GOAL OF THE EXERCISE:
For each line of the data below that holds "Landkreis", copy the line.

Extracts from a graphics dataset
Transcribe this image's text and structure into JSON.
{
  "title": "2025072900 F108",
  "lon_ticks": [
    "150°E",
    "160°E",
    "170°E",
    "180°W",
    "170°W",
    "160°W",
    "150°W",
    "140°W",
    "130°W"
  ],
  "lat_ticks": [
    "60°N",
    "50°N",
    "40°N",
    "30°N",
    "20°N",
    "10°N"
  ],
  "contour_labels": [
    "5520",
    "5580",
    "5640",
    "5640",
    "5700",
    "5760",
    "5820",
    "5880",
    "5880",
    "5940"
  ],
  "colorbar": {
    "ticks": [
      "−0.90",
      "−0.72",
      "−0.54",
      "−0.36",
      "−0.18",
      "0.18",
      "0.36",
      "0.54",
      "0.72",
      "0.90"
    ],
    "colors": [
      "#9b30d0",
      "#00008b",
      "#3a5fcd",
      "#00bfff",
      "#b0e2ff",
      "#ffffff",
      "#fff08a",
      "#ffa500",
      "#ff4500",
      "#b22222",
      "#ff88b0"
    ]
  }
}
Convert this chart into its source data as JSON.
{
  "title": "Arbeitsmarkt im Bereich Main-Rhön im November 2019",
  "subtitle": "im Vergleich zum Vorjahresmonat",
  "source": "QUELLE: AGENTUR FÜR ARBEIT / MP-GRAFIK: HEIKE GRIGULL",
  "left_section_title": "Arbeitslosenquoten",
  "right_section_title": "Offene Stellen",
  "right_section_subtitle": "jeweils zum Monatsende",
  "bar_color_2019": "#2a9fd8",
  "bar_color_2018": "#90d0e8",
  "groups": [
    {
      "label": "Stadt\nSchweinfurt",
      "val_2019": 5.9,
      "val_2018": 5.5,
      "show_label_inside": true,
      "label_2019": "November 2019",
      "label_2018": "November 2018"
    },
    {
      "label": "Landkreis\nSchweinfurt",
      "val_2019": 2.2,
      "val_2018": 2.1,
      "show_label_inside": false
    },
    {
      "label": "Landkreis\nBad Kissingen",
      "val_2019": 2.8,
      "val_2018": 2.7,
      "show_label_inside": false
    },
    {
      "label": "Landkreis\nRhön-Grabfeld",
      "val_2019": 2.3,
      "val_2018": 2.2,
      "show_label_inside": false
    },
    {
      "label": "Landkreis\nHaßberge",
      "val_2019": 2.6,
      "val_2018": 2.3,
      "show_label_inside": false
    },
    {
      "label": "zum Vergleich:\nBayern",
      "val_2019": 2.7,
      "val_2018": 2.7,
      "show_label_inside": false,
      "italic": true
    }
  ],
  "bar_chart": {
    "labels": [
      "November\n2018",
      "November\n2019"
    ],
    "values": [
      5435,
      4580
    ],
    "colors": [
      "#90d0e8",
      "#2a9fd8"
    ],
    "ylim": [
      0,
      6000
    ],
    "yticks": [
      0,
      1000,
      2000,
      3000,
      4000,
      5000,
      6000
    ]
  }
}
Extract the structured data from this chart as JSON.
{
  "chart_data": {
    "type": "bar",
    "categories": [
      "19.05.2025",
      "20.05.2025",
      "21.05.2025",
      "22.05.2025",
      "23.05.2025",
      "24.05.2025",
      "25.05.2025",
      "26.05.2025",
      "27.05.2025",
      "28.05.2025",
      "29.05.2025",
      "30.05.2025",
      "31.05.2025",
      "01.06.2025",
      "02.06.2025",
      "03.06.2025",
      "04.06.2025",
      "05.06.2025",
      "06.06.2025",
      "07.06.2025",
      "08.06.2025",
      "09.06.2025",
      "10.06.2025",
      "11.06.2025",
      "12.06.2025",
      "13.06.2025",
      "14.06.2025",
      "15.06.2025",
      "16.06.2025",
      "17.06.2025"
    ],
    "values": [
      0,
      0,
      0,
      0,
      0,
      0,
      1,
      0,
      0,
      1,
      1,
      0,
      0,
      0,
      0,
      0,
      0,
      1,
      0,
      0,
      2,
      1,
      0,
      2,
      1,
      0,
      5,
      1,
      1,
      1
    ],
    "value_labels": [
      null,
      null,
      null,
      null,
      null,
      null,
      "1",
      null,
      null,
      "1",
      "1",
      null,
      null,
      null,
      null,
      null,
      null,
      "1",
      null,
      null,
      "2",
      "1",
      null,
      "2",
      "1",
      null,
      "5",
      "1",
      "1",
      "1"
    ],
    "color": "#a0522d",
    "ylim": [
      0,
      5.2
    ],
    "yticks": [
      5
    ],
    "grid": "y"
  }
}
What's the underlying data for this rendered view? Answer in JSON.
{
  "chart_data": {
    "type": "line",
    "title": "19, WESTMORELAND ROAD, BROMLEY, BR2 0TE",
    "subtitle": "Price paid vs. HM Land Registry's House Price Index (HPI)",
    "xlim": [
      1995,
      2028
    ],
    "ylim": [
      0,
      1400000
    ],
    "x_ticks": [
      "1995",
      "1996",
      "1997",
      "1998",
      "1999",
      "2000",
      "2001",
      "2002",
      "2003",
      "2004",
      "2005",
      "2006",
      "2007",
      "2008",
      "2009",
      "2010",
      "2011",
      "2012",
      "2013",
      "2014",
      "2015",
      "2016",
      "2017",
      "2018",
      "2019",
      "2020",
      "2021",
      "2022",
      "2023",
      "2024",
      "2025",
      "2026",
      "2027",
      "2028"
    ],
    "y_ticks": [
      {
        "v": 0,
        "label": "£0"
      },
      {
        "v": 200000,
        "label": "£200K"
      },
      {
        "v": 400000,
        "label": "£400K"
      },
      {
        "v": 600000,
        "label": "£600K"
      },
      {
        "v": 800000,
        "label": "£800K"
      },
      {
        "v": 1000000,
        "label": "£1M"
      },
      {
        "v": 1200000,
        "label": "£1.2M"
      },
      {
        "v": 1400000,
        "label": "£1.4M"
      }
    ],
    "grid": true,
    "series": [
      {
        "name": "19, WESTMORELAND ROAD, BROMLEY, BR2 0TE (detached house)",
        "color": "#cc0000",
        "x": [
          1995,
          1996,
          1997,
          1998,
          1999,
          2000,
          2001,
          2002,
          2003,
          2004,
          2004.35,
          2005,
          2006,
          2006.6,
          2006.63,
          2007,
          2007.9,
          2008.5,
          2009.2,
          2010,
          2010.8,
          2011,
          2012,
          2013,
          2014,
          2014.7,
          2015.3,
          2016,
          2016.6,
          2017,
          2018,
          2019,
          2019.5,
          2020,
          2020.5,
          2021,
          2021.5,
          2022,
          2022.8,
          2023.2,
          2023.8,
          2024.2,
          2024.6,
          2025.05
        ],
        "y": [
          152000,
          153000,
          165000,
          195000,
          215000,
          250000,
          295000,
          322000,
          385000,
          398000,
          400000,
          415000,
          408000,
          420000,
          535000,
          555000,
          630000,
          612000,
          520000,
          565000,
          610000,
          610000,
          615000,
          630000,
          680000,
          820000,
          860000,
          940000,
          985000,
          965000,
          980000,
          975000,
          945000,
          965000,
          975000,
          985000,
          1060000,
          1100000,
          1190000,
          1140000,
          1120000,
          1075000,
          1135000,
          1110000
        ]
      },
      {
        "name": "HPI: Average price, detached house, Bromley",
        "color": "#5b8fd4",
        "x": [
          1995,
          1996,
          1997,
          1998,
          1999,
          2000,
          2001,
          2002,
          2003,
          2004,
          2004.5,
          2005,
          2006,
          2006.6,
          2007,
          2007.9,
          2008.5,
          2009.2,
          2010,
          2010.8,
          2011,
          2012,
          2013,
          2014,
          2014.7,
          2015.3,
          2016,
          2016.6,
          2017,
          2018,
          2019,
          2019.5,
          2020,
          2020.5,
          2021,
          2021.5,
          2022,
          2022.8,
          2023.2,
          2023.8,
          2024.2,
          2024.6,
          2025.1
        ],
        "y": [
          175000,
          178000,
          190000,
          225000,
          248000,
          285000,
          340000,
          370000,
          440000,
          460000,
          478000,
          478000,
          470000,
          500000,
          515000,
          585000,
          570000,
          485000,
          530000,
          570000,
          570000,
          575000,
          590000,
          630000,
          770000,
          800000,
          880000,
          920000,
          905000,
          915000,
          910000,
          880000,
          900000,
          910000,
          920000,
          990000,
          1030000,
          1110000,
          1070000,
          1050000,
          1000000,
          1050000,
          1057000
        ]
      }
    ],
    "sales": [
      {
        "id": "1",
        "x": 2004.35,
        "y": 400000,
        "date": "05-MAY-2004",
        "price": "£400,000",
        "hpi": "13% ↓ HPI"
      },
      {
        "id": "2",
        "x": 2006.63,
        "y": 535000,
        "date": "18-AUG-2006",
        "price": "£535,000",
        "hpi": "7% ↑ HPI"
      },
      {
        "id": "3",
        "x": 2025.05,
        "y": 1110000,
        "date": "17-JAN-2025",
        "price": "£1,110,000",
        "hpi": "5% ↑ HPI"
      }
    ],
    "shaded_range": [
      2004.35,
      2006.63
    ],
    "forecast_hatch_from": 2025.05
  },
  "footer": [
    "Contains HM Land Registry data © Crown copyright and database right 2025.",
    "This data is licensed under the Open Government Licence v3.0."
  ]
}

RESPONSE TO THIS EXERCISE:
      "label": "Landkreis\nSchweinfurt",
      "label": "Landkreis\nBad Kissingen",
      "label": "Landkreis\nRhön-Grabfeld",
      "label": "Landkreis\nHaßberge",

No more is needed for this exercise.